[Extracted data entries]
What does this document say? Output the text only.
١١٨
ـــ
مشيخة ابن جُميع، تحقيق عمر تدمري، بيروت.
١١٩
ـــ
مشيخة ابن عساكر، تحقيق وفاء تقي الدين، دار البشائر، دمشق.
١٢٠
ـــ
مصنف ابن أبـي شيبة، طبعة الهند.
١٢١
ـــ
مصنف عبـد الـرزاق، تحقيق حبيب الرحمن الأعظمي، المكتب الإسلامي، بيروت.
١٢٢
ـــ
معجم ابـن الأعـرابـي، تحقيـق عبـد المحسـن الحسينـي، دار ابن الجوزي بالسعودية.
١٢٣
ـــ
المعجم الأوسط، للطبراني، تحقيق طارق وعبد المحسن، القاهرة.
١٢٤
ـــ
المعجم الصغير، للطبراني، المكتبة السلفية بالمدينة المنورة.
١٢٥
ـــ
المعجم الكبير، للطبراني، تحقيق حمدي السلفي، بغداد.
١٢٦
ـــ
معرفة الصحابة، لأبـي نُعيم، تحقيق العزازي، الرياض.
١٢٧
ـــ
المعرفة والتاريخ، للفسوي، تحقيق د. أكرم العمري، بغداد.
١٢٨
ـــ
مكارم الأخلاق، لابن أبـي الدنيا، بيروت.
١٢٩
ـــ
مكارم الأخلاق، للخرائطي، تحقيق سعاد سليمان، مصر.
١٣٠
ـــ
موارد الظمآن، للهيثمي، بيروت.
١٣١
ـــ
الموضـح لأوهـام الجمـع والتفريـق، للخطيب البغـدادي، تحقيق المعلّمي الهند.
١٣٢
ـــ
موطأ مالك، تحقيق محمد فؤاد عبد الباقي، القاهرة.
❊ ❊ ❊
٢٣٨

INSTRUCTION: Write out the whole listing exactly.

RESPONSE BELOW:
What does this document say? Output the text only.
١١٨
ـــ
مشيخة ابن جُميع، تحقيق عمر تدمري، بيروت.
١١٩
ـــ
مشيخة ابن عساكر، تحقيق وفاء تقي الدين، دار البشائر، دمشق.
١٢٠
ـــ
مصنف ابن أبـي شيبة، طبعة الهند.
١٢١
ـــ
مصنف عبـد الـرزاق، تحقيق حبيب الرحمن الأعظمي، المكتب الإسلامي، بيروت.
١٢٢
ـــ
معجم ابـن الأعـرابـي، تحقيـق عبـد المحسـن الحسينـي، دار ابن الجوزي بالسعودية.
١٢٣
ـــ
المعجم الأوسط، للطبراني، تحقيق طارق وعبد المحسن، القاهرة.
١٢٤
ـــ
المعجم الصغير، للطبراني، المكتبة السلفية بالمدينة المنورة.
١٢٥
ـــ
المعجم الكبير، للطبراني، تحقيق حمدي السلفي، بغداد.
١٢٦
ـــ
معرفة الصحابة، لأبـي نُعيم، تحقيق العزازي، الرياض.
١٢٧
ـــ
المعرفة والتاريخ، للفسوي، تحقيق د. أكرم العمري، بغداد.
١٢٨
ـــ
مكارم الأخلاق، لابن أبـي الدنيا، بيروت.
١٢٩
ـــ
مكارم الأخلاق، للخرائطي، تحقيق سعاد سليمان، مصر.
١٣٠
ـــ
موارد الظمآن، للهيثمي، بيروت.
١٣١
ـــ
الموضـح لأوهـام الجمـع والتفريـق، للخطيب البغـدادي، تحقيق المعلّمي الهند.
١٣٢
ـــ
موطأ مالك، تحقيق محمد فؤاد عبد الباقي، القاهرة.
❊ ❊ ❊
٢٣٨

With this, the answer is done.